▸ **WRITTEN TASK**
Copy out the entries below precisely; nothing is to be omitted.

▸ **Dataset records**
- - -

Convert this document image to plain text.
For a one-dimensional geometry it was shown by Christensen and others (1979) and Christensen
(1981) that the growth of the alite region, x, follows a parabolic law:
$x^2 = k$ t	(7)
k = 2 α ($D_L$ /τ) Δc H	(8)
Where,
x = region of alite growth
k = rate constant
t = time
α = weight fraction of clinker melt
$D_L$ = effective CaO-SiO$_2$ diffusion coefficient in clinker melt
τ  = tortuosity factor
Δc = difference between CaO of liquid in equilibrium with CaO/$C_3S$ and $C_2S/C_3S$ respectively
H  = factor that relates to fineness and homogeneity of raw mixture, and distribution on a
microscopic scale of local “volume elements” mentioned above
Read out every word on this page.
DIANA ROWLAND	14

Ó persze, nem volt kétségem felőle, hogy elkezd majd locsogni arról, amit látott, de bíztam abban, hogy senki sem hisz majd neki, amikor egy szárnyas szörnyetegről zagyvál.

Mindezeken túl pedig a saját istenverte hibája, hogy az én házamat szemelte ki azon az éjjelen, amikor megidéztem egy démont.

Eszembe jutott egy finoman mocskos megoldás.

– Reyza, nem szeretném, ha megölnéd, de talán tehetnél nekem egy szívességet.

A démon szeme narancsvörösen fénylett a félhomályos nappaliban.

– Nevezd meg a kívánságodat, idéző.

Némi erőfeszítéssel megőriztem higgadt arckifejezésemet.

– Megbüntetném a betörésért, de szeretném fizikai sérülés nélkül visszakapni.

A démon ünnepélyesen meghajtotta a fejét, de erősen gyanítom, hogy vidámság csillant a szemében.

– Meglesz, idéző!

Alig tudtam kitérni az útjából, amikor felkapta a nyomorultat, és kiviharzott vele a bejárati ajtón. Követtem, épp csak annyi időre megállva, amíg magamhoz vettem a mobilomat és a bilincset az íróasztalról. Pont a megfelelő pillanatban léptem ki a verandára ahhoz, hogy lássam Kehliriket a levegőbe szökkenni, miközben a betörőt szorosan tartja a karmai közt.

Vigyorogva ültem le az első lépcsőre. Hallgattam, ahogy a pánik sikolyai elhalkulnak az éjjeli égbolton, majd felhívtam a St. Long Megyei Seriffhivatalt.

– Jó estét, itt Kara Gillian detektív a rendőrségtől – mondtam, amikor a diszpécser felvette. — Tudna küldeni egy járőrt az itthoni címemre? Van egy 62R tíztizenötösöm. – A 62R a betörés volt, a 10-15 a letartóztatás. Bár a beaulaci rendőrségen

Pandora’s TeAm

- - -

▸ **SOLUTION TO THIS EXERCISE**
Convert this document image to plain text.
For a one-dimensional geometry it was shown by Christensen and others (1979) and Christensen
(1981) that the growth of the alite region, x, follows a parabolic law:
$x^2 = k$ t	(7)
k = 2 α ($D_L$ /τ) Δc H	(8)
Where,
x = region of alite growth
k = rate constant
t = time
α = weight fraction of clinker melt
$D_L$ = effective CaO-SiO$_2$ diffusion coefficient in clinker melt
τ  = tortuosity factor
Δc = difference between CaO of liquid in equilibrium with CaO/$C_3S$ and $C_2S/C_3S$ respectively
H  = factor that relates to fineness and homogeneity of raw mixture, and distribution on a
microscopic scale of local “volume elements” mentioned above
Read out every word on this page.
DIANA ROWLAND	14

Ó persze, nem volt kétségem felőle, hogy elkezd majd locsogni arról, amit látott, de bíztam abban, hogy senki sem hisz majd neki, amikor egy szárnyas szörnyetegről zagyvál.

Mindezeken túl pedig a saját istenverte hibája, hogy az én házamat szemelte ki azon az éjjelen, amikor megidéztem egy démont.

Eszembe jutott egy finoman mocskos megoldás.

– Reyza, nem szeretném, ha megölnéd, de talán tehetnél nekem egy szívességet.

A démon szeme narancsvörösen fénylett a félhomályos nappaliban.

– Nevezd meg a kívánságodat, idéző.

Némi erőfeszítéssel megőriztem higgadt arckifejezésemet.

– Megbüntetném a betörésért, de szeretném fizikai sérülés nélkül visszakapni.

A démon ünnepélyesen meghajtotta a fejét, de erősen gyanítom, hogy vidámság csillant a szemében.

– Meglesz, idéző!

Alig tudtam kitérni az útjából, amikor felkapta a nyomorultat, és kiviharzott vele a bejárati ajtón. Követtem, épp csak annyi időre megállva, amíg magamhoz vettem a mobilomat és a bilincset az íróasztalról. Pont a megfelelő pillanatban léptem ki a verandára ahhoz, hogy lássam Kehliriket a levegőbe szökkenni, miközben a betörőt szorosan tartja a karmai közt.

Vigyorogva ültem le az első lépcsőre. Hallgattam, ahogy a pánik sikolyai elhalkulnak az éjjeli égbolton, majd felhívtam a St. Long Megyei Seriffhivatalt.

– Jó estét, itt Kara Gillian detektív a rendőrségtől – mondtam, amikor a diszpécser felvette. — Tudna küldeni egy járőrt az itthoni címemre? Van egy 62R tíztizenötösöm. – A 62R a betörés volt, a 10-15 a letartóztatás. Bár a beaulaci rendőrségen

Pandora’s TeAm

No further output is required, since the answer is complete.